_TASK DIRECTIONS:_ Print the entries verbatim, leaving out the images they contain.

_RECORDS:_
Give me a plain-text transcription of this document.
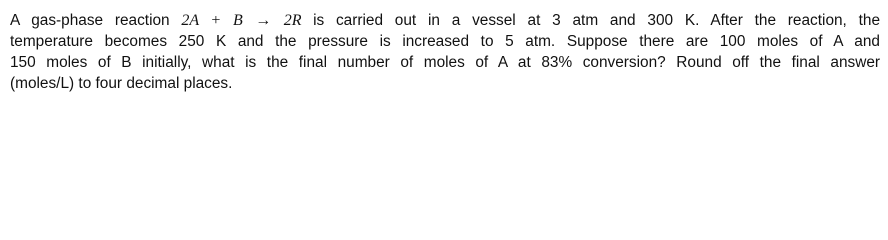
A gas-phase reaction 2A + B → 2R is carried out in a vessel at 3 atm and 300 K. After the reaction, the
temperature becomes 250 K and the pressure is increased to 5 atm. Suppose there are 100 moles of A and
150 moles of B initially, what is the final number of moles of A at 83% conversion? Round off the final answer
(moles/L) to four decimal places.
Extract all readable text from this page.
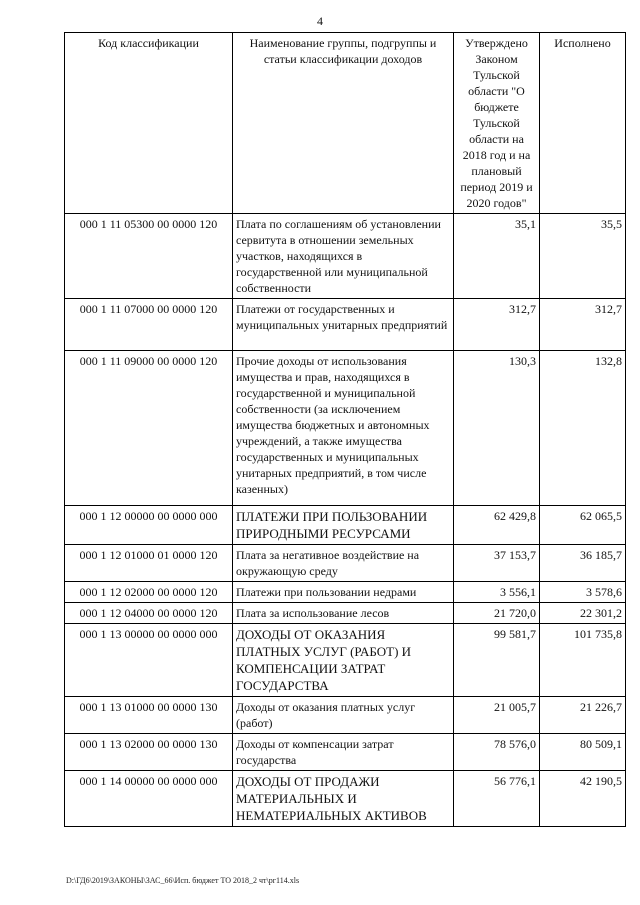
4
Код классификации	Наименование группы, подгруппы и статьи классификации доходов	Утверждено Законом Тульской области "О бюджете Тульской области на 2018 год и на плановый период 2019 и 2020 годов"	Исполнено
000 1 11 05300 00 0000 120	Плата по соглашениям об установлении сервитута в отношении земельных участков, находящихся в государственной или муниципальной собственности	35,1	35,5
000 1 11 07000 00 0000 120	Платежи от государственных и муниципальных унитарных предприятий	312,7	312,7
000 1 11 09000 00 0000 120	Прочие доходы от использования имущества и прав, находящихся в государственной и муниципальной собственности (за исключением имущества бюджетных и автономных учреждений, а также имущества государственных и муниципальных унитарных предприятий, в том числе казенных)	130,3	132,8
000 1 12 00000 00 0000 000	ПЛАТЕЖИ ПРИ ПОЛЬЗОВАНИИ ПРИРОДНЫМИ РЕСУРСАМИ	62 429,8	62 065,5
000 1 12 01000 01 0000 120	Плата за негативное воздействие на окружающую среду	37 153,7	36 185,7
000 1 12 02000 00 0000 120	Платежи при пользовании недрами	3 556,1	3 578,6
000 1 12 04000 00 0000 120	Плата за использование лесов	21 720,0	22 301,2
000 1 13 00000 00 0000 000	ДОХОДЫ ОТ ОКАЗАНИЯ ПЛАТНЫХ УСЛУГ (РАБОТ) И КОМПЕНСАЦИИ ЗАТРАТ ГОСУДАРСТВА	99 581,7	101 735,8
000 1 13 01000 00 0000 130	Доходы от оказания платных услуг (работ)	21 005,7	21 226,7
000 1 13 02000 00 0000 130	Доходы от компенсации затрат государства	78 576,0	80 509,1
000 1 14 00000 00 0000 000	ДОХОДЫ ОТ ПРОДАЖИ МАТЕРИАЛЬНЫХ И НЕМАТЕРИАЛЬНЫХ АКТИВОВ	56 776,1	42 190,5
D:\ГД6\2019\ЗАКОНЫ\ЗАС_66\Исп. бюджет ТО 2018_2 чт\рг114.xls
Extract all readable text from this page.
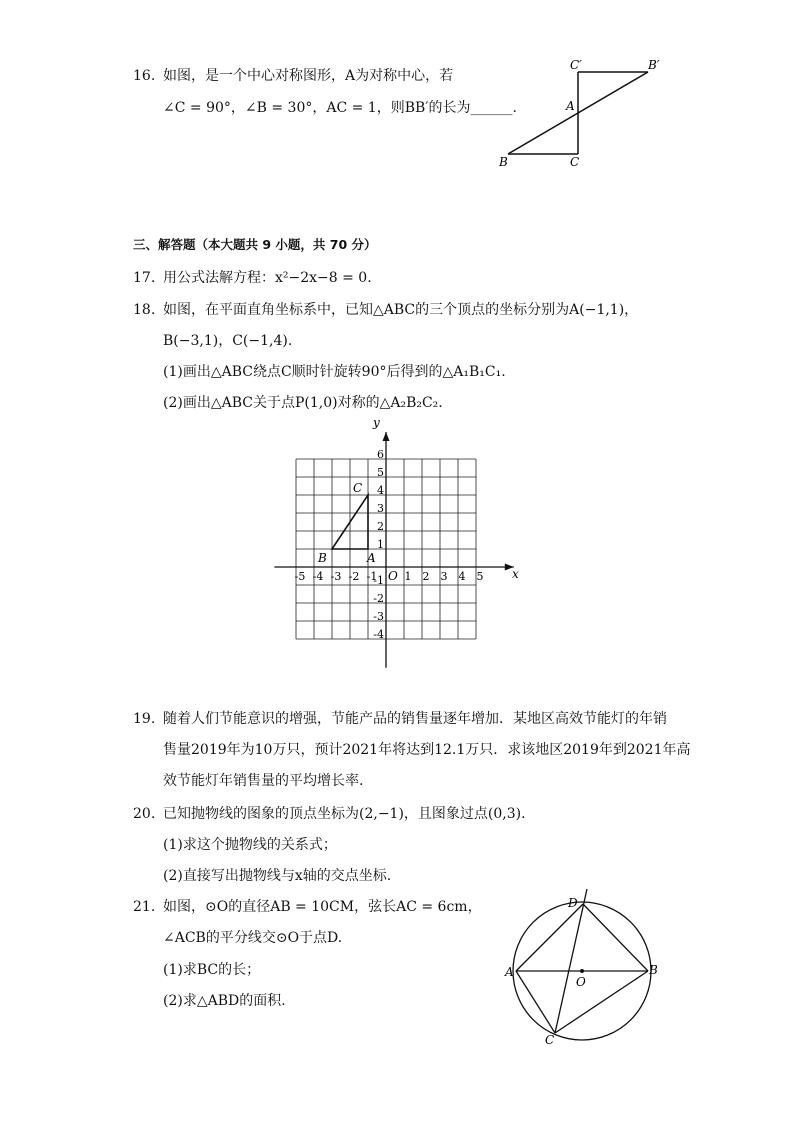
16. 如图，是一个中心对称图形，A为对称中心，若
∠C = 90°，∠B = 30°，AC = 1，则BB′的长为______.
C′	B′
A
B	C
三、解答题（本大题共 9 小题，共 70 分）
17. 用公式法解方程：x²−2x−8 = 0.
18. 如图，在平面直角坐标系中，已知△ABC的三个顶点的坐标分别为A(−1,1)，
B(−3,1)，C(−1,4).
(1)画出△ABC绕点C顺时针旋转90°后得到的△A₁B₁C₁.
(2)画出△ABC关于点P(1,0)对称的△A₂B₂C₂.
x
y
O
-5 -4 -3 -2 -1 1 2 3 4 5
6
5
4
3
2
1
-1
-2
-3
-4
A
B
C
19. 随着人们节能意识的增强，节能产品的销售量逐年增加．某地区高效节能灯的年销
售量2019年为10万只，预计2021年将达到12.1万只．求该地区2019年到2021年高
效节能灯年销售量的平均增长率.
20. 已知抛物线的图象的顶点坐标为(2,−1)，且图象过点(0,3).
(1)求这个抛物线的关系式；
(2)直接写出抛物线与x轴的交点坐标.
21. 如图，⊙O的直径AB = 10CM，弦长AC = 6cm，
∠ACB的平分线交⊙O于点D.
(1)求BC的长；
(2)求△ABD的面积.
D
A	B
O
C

_THE COMPLETED TASK:_
Give me a plain-text transcription of this document.
A gas-phase reaction 2A + B → 2R is carried out in a vessel at 3 atm and 300 K. After the reaction, the
temperature becomes 250 K and the pressure is increased to 5 atm. Suppose there are 100 moles of A and
150 moles of B initially, what is the final number of moles of A at 83% conversion? Round off the final answer
(moles/L) to four decimal places.
Extract all readable text from this page.
4
Код классификации	Наименование группы, подгруппы и статьи классификации доходов	Утверждено Законом Тульской области "О бюджете Тульской области на 2018 год и на плановый период 2019 и 2020 годов"	Исполнено
000 1 11 05300 00 0000 120	Плата по соглашениям об установлении сервитута в отношении земельных участков, находящихся в государственной или муниципальной собственности	35,1	35,5
000 1 11 07000 00 0000 120	Платежи от государственных и муниципальных унитарных предприятий	312,7	312,7
000 1 11 09000 00 0000 120	Прочие доходы от использования имущества и прав, находящихся в государственной и муниципальной собственности (за исключением имущества бюджетных и автономных учреждений, а также имущества государственных и муниципальных унитарных предприятий, в том числе казенных)	130,3	132,8
000 1 12 00000 00 0000 000	ПЛАТЕЖИ ПРИ ПОЛЬЗОВАНИИ ПРИРОДНЫМИ РЕСУРСАМИ	62 429,8	62 065,5
000 1 12 01000 01 0000 120	Плата за негативное воздействие на окружающую среду	37 153,7	36 185,7
000 1 12 02000 00 0000 120	Платежи при пользовании недрами	3 556,1	3 578,6
000 1 12 04000 00 0000 120	Плата за использование лесов	21 720,0	22 301,2
000 1 13 00000 00 0000 000	ДОХОДЫ ОТ ОКАЗАНИЯ ПЛАТНЫХ УСЛУГ (РАБОТ) И КОМПЕНСАЦИИ ЗАТРАТ ГОСУДАРСТВА	99 581,7	101 735,8
000 1 13 01000 00 0000 130	Доходы от оказания платных услуг (работ)	21 005,7	21 226,7
000 1 13 02000 00 0000 130	Доходы от компенсации затрат государства	78 576,0	80 509,1
000 1 14 00000 00 0000 000	ДОХОДЫ ОТ ПРОДАЖИ МАТЕРИАЛЬНЫХ И НЕМАТЕРИАЛЬНЫХ АКТИВОВ	56 776,1	42 190,5
D:\ГД6\2019\ЗАКОНЫ\ЗАС_66\Исп. бюджет ТО 2018_2 чт\рг114.xls
Extract all readable text from this page.
16. 如图，是一个中心对称图形，A为对称中心，若
∠C = 90°，∠B = 30°，AC = 1，则BB′的长为______.
C′	B′
A
B	C
三、解答题（本大题共 9 小题，共 70 分）
17. 用公式法解方程：x²−2x−8 = 0.
18. 如图，在平面直角坐标系中，已知△ABC的三个顶点的坐标分别为A(−1,1)，
B(−3,1)，C(−1,4).
(1)画出△ABC绕点C顺时针旋转90°后得到的△A₁B₁C₁.
(2)画出△ABC关于点P(1,0)对称的△A₂B₂C₂.
x
y
O
-5 -4 -3 -2 -1 1 2 3 4 5
6
5
4
3
2
1
-1
-2
-3
-4
A
B
C
19. 随着人们节能意识的增强，节能产品的销售量逐年增加．某地区高效节能灯的年销
售量2019年为10万只，预计2021年将达到12.1万只．求该地区2019年到2021年高
效节能灯年销售量的平均增长率.
20. 已知抛物线的图象的顶点坐标为(2,−1)，且图象过点(0,3).
(1)求这个抛物线的关系式；
(2)直接写出抛物线与x轴的交点坐标.
21. 如图，⊙O的直径AB = 10CM，弦长AC = 6cm，
∠ACB的平分线交⊙O于点D.
(1)求BC的长；
(2)求△ABD的面积.
D
A	B
O
C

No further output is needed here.